GIVEN PROBLEM
Check every line below for the word "page" and copy each one that has it.

DATA IN THIS EXERCISE
---
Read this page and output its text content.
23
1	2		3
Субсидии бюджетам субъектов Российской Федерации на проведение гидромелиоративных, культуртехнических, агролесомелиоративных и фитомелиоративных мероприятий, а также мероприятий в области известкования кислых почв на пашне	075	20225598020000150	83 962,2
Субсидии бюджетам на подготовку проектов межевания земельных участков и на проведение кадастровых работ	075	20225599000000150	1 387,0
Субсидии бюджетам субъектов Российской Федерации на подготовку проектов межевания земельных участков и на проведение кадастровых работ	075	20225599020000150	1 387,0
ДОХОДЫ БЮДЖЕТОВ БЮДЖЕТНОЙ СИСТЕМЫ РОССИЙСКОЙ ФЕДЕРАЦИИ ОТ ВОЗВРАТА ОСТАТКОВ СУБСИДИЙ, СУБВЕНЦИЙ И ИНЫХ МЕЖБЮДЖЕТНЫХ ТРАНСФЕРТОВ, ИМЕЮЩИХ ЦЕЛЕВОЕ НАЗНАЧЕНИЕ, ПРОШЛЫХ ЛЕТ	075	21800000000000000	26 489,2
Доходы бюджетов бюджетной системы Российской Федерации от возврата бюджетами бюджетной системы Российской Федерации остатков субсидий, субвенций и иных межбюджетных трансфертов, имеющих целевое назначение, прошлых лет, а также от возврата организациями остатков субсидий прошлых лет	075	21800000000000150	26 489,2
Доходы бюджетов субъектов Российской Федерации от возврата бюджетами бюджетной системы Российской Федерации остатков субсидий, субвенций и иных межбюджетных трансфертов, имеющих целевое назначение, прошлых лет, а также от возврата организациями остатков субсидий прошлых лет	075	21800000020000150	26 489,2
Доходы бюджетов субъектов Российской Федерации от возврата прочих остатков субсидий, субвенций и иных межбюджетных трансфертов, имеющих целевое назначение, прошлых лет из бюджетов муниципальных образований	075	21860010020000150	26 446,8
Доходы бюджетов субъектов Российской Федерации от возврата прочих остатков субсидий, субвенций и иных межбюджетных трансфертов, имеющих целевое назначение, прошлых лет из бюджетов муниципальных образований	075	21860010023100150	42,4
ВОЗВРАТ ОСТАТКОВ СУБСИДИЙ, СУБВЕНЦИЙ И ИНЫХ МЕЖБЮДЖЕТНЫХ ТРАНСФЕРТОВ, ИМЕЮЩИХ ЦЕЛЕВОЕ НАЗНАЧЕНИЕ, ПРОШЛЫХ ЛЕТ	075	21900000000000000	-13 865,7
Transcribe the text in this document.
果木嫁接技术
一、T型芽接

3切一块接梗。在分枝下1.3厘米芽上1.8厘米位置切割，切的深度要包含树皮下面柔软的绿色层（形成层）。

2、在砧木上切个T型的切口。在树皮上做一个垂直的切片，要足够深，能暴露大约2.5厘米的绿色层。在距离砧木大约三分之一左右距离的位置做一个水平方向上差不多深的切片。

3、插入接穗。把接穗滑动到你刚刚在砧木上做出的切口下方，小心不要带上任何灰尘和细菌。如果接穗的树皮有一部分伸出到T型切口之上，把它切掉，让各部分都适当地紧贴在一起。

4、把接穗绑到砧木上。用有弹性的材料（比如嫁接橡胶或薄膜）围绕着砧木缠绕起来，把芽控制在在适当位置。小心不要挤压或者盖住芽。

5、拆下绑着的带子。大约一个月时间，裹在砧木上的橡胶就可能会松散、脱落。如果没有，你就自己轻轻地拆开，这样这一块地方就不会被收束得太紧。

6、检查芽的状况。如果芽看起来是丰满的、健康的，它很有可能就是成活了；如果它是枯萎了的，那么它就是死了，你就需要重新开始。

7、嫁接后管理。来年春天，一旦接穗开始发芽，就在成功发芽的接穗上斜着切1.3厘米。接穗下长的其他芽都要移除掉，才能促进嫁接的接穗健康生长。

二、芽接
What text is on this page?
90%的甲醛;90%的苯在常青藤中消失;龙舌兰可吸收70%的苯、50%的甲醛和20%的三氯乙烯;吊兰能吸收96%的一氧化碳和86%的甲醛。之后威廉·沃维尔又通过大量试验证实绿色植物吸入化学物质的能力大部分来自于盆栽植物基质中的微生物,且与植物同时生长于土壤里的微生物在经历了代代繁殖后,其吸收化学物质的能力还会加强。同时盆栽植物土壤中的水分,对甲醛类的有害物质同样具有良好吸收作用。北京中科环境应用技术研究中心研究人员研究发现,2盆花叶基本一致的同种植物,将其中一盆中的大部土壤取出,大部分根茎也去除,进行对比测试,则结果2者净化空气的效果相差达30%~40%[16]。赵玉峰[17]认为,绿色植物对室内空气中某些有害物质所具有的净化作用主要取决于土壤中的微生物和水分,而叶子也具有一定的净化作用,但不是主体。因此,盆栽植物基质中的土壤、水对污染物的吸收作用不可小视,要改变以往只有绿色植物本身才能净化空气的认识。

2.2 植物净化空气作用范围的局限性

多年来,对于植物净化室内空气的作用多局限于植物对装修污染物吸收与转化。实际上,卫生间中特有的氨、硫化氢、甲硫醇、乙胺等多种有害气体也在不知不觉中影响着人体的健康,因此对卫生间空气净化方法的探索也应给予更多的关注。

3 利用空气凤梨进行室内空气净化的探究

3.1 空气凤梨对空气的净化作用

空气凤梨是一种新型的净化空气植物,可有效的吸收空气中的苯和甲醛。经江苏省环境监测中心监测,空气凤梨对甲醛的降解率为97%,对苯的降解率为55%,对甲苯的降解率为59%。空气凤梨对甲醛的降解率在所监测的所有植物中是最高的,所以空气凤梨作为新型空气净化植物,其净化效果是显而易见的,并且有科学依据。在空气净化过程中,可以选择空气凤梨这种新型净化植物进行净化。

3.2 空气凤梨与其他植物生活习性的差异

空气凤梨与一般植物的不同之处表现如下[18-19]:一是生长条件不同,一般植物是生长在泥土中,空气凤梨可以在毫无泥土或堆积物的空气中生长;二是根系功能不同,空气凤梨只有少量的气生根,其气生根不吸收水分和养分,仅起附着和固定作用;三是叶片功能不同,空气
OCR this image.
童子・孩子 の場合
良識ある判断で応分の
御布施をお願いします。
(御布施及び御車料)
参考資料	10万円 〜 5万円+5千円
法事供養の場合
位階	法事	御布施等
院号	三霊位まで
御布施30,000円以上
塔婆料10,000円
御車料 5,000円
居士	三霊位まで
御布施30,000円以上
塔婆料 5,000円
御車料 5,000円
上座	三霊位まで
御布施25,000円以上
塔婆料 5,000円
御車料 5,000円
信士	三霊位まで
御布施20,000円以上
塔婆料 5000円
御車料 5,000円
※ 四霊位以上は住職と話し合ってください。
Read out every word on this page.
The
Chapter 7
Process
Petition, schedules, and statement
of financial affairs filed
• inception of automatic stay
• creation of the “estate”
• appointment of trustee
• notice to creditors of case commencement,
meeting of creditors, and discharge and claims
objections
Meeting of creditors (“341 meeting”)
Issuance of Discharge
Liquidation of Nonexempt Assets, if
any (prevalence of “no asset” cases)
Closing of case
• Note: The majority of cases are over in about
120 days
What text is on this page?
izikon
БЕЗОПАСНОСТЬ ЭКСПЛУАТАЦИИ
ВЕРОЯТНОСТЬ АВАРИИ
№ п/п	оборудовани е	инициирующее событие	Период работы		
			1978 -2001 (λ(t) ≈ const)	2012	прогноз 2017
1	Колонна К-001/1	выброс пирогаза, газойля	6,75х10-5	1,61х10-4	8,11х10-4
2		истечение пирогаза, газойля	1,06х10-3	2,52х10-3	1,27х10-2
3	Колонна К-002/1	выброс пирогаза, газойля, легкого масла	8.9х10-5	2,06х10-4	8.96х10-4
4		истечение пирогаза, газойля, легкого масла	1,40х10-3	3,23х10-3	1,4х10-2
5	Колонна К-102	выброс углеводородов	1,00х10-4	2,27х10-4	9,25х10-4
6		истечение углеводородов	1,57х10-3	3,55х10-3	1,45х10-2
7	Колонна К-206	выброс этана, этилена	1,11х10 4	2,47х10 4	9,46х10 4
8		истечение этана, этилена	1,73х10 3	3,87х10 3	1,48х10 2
---
TASK RESULT
Read this page and output its text content.
What text is on this page?
Read out every word on this page.
What text is on this page?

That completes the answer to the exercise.